Search the data for the word "date". Reproduce every line where it is found.

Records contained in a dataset
-- START --

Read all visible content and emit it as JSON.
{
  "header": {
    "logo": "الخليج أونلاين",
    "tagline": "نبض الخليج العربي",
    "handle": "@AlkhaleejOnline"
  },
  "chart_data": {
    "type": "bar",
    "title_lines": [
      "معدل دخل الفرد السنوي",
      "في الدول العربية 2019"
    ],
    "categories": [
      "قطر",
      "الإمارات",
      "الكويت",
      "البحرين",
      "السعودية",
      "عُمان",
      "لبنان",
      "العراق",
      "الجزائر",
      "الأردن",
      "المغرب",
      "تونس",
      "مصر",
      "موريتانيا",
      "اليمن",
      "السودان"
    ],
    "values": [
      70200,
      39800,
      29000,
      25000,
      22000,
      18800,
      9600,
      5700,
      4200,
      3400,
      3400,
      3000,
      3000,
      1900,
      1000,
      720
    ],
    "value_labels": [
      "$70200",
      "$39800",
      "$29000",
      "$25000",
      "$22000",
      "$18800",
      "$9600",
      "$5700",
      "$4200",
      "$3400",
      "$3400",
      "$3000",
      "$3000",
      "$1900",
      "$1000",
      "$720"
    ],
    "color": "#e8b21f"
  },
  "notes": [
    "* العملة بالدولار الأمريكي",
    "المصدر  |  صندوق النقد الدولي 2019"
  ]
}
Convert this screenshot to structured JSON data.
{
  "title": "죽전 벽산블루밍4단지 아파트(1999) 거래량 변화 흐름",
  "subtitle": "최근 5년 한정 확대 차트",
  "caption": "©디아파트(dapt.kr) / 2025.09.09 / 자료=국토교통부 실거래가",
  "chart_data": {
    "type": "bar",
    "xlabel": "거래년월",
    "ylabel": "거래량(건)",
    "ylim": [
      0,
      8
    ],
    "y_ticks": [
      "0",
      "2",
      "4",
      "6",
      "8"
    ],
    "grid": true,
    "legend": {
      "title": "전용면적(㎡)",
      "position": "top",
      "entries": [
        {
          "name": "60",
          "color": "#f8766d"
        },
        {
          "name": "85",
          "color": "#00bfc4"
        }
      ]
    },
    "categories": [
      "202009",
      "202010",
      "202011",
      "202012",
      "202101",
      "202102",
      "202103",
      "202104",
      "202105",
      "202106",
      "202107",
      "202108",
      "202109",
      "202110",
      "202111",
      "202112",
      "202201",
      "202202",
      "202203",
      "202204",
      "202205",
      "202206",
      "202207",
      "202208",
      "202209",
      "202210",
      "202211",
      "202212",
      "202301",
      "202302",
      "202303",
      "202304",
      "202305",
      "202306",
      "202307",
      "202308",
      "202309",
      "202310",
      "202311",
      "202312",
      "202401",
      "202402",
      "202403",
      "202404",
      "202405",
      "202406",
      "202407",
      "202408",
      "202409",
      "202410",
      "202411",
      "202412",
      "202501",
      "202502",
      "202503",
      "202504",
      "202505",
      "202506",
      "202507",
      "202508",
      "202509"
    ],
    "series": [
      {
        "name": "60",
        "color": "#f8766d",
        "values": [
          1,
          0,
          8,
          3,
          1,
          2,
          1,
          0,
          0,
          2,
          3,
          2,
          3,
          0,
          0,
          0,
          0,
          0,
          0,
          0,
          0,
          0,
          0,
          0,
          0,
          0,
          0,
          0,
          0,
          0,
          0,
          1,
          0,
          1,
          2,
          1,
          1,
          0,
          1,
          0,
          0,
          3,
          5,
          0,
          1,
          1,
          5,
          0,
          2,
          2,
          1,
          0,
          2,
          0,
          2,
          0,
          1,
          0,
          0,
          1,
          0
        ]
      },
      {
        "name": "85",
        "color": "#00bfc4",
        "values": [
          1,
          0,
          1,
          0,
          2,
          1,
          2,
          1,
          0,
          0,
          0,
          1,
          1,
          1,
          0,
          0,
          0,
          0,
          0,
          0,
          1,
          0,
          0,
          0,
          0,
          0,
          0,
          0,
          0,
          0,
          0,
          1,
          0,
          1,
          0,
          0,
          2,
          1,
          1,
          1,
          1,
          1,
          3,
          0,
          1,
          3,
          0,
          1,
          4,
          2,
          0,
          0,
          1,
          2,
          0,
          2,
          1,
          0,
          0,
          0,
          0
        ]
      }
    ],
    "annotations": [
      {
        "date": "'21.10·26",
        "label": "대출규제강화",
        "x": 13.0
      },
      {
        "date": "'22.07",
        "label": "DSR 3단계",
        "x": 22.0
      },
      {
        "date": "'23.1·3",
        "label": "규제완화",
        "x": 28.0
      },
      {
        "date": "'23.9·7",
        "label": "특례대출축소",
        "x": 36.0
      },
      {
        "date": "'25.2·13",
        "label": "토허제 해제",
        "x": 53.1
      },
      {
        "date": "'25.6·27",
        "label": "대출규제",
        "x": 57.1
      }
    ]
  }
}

-- END --

COMPLETE ANSWER:
        "date": "'21.10·26",
        "date": "'22.07",
        "date": "'23.1·3",
        "date": "'23.9·7",
        "date": "'25.2·13",
        "date": "'25.6·27",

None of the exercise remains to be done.